--- Start ---

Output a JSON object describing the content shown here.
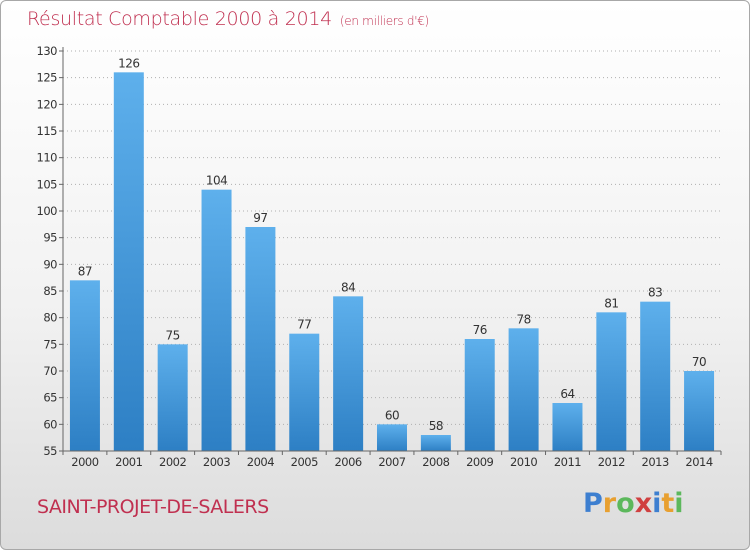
{
  "title": "Résultat Comptable 2000 à 2014",
  "subtitle": "(en milliers d'€)",
  "commune": "SAINT-PROJET-DE-SALERS",
  "brand": {
    "letters": [
      "P",
      "r",
      "o",
      "x",
      "i",
      "t",
      "i"
    ],
    "colors": [
      "#3d7fd0",
      "#e8a030",
      "#5cb85c",
      "#d04040",
      "#3d7fd0",
      "#e8a030",
      "#5cb85c"
    ]
  },
  "colors": {
    "bar_light": "#5eb0ec",
    "bar_dark": "#2d7fc4",
    "title": "#c03050"
  },
  "chart_data": {
    "type": "bar",
    "categories": [
      "2000",
      "2001",
      "2002",
      "2003",
      "2004",
      "2005",
      "2006",
      "2007",
      "2008",
      "2009",
      "2010",
      "2011",
      "2012",
      "2013",
      "2014"
    ],
    "values": [
      87,
      126,
      75,
      104,
      97,
      77,
      84,
      60,
      58,
      76,
      78,
      64,
      81,
      83,
      70
    ],
    "ylim": [
      55,
      130
    ],
    "yticks": [
      55,
      60,
      65,
      70,
      75,
      80,
      85,
      90,
      95,
      100,
      105,
      110,
      115,
      120,
      125,
      130
    ],
    "grid": "horizontal dotted",
    "data_labels": true
  }
}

--- End ---

SET EXERCISE |
Output all of the entries verbatim, leaving out any images.

COMPLETED TASK |
Output a JSON object describing the content shown here.
{
  "title": "Résultat Comptable 2000 à 2014",
  "subtitle": "(en milliers d'€)",
  "commune": "SAINT-PROJET-DE-SALERS",
  "brand": {
    "letters": [
      "P",
      "r",
      "o",
      "x",
      "i",
      "t",
      "i"
    ],
    "colors": [
      "#3d7fd0",
      "#e8a030",
      "#5cb85c",
      "#d04040",
      "#3d7fd0",
      "#e8a030",
      "#5cb85c"
    ]
  },
  "colors": {
    "bar_light": "#5eb0ec",
    "bar_dark": "#2d7fc4",
    "title": "#c03050"
  },
  "chart_data": {
    "type": "bar",
    "categories": [
      "2000",
      "2001",
      "2002",
      "2003",
      "2004",
      "2005",
      "2006",
      "2007",
      "2008",
      "2009",
      "2010",
      "2011",
      "2012",
      "2013",
      "2014"
    ],
    "values": [
      87,
      126,
      75,
      104,
      97,
      77,
      84,
      60,
      58,
      76,
      78,
      64,
      81,
      83,
      70
    ],
    "ylim": [
      55,
      130
    ],
    "yticks": [
      55,
      60,
      65,
      70,
      75,
      80,
      85,
      90,
      95,
      100,
      105,
      110,
      115,
      120,
      125,
      130
    ],
    "grid": "horizontal dotted",
    "data_labels": true
  }
}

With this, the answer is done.